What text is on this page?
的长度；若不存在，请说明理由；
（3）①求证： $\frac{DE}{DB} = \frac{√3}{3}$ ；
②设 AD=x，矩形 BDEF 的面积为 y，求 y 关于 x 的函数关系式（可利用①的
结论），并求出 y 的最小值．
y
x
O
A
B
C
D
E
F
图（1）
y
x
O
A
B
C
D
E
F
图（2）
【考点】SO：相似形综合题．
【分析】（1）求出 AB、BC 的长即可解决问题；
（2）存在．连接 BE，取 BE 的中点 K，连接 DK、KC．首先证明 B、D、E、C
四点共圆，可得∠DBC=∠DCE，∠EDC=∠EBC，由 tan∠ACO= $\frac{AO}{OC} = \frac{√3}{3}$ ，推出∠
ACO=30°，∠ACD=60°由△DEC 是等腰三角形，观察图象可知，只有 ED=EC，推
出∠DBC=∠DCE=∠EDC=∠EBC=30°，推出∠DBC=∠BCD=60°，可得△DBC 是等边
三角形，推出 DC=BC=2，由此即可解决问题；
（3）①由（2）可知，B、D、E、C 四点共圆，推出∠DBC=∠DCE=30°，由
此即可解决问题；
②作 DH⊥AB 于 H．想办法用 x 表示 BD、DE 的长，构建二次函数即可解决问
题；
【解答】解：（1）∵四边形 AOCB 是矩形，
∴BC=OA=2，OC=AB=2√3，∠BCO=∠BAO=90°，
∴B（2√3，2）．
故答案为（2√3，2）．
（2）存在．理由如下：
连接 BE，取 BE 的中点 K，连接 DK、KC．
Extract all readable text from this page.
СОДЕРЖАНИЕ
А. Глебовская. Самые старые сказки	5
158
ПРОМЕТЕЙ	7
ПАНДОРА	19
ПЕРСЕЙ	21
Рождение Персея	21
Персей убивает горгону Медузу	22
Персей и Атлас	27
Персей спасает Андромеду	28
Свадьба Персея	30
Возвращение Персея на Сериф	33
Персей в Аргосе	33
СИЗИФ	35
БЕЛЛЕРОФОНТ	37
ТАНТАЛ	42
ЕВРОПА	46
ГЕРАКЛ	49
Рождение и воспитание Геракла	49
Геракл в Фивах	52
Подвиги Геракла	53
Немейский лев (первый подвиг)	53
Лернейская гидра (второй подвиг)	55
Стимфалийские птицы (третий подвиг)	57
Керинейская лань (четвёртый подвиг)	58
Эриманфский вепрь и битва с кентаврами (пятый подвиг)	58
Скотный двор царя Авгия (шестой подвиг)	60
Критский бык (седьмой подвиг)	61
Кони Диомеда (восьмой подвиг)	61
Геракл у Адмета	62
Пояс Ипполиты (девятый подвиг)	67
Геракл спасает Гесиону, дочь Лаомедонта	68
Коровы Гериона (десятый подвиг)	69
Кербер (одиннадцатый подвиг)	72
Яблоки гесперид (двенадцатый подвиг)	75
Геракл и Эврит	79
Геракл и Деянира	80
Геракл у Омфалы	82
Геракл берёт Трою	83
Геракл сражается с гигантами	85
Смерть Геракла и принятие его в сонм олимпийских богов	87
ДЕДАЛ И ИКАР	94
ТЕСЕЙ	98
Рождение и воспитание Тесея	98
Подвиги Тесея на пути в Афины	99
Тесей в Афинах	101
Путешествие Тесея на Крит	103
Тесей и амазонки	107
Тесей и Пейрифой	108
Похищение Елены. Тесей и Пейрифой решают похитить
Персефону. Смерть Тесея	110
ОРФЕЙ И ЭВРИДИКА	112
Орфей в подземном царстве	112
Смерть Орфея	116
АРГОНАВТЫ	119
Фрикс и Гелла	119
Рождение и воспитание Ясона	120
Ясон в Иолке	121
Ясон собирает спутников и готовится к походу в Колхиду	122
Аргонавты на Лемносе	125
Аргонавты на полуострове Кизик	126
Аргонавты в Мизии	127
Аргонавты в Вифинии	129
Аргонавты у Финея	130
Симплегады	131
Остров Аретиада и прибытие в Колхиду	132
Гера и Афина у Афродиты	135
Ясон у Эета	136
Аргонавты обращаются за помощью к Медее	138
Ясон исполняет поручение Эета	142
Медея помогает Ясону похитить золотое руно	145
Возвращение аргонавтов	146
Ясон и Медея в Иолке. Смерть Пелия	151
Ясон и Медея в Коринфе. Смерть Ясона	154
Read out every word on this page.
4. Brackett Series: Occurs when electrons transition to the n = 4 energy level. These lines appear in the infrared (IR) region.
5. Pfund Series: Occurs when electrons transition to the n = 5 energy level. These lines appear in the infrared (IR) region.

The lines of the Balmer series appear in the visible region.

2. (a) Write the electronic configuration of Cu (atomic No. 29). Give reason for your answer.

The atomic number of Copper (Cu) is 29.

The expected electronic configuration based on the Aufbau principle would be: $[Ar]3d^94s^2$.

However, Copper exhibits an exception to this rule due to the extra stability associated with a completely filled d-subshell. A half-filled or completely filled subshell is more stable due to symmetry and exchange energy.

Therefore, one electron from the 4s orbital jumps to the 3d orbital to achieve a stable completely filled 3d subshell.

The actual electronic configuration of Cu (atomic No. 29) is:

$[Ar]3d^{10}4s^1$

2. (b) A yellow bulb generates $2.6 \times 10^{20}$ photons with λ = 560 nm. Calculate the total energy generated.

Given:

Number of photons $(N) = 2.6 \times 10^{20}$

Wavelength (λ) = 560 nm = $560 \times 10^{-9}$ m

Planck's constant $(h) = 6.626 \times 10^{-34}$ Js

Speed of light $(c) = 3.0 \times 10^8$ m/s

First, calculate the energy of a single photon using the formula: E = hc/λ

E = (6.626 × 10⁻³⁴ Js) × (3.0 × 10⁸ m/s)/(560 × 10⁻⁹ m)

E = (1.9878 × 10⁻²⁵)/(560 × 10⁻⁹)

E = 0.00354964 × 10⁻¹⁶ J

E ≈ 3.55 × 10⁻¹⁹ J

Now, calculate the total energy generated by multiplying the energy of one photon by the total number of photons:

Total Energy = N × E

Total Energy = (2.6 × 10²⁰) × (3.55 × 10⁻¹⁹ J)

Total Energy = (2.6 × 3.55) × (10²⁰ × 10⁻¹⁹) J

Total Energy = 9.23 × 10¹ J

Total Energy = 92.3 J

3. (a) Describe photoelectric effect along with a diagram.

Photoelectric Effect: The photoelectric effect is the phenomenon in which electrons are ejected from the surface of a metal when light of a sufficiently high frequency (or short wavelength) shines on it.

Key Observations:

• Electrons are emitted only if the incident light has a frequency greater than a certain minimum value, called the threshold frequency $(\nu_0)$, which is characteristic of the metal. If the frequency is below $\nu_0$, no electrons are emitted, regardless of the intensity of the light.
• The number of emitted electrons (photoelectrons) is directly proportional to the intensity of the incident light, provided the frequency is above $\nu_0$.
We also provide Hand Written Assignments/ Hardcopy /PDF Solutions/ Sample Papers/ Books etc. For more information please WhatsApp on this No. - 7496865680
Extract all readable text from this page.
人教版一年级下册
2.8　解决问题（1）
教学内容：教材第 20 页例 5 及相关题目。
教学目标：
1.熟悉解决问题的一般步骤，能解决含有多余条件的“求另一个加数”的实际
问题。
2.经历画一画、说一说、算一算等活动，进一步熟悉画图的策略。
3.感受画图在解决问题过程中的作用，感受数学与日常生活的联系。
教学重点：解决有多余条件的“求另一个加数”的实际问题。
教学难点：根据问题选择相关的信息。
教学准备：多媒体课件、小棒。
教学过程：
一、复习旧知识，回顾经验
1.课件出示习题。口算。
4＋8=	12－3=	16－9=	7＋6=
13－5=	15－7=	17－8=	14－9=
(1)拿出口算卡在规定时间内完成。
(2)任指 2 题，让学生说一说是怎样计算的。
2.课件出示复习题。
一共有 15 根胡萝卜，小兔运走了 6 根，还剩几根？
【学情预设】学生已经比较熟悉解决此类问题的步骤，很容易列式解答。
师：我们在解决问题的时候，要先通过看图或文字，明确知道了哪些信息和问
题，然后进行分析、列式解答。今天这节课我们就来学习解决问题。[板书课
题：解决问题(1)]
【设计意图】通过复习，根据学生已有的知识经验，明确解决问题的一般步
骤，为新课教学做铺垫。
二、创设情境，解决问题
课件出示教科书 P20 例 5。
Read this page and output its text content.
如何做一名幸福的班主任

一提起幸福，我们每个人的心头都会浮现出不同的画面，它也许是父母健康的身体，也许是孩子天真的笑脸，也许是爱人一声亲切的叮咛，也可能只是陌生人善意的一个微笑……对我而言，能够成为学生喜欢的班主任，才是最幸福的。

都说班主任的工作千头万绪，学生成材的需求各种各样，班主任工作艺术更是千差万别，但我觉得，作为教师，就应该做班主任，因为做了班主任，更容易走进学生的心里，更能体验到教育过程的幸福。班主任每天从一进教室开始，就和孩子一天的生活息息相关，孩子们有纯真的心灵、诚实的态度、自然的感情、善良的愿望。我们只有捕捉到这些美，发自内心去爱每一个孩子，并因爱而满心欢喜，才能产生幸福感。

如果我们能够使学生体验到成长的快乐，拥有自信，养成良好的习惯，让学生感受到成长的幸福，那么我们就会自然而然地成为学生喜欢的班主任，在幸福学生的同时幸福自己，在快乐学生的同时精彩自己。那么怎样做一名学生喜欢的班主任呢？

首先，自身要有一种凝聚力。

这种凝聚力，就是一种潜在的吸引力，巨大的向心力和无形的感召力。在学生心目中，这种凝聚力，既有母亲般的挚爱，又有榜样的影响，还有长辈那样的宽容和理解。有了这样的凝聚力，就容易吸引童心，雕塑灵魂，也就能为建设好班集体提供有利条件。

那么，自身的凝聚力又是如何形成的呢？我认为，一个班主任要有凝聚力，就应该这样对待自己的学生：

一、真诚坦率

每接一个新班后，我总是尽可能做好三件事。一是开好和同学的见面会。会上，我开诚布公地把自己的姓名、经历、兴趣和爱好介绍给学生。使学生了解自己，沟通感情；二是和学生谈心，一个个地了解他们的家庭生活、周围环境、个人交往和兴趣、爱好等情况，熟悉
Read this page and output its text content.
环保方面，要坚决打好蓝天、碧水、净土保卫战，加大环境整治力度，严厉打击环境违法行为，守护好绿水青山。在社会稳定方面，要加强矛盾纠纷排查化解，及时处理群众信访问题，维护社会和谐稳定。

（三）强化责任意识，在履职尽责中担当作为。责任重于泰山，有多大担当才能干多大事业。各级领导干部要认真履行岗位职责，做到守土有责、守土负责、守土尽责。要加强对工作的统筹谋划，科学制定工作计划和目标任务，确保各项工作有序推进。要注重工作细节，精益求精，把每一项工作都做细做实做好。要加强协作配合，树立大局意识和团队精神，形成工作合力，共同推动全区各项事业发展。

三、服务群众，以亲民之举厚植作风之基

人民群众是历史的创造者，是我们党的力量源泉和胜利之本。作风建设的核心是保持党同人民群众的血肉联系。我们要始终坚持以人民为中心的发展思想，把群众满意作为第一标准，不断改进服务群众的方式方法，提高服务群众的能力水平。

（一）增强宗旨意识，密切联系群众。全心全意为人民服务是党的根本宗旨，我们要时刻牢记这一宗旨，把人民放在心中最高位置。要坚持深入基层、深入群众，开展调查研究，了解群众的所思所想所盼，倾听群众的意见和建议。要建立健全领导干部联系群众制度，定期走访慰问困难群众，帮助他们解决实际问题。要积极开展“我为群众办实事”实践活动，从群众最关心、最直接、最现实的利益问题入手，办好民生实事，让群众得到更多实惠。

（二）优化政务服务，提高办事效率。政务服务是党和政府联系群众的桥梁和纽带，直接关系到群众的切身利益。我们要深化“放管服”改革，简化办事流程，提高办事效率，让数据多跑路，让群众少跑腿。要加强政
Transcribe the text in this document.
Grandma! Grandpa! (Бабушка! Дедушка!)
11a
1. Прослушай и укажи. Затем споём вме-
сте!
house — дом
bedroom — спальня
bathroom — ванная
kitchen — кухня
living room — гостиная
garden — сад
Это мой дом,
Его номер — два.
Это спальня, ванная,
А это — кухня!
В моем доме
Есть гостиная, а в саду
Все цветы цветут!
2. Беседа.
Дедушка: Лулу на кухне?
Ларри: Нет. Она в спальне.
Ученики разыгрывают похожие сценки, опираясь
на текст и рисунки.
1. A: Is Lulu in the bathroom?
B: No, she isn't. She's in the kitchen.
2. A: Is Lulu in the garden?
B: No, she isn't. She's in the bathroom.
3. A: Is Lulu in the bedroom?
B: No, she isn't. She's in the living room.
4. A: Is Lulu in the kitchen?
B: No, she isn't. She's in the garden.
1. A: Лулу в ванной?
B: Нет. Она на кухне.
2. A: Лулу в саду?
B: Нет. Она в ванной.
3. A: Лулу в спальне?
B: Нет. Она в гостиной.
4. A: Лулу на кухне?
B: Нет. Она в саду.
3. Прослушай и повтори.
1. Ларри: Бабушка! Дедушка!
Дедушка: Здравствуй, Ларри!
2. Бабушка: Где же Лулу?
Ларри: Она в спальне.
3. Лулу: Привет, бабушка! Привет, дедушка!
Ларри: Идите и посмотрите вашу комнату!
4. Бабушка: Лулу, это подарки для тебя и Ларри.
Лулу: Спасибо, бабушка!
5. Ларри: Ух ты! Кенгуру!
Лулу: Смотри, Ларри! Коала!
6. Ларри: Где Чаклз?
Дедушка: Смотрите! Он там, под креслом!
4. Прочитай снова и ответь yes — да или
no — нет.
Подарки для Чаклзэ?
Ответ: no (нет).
○ ○ ○ ○
Aim: Report the number of lines above that contain the word "generated", and only that number.

Answer to the task: 2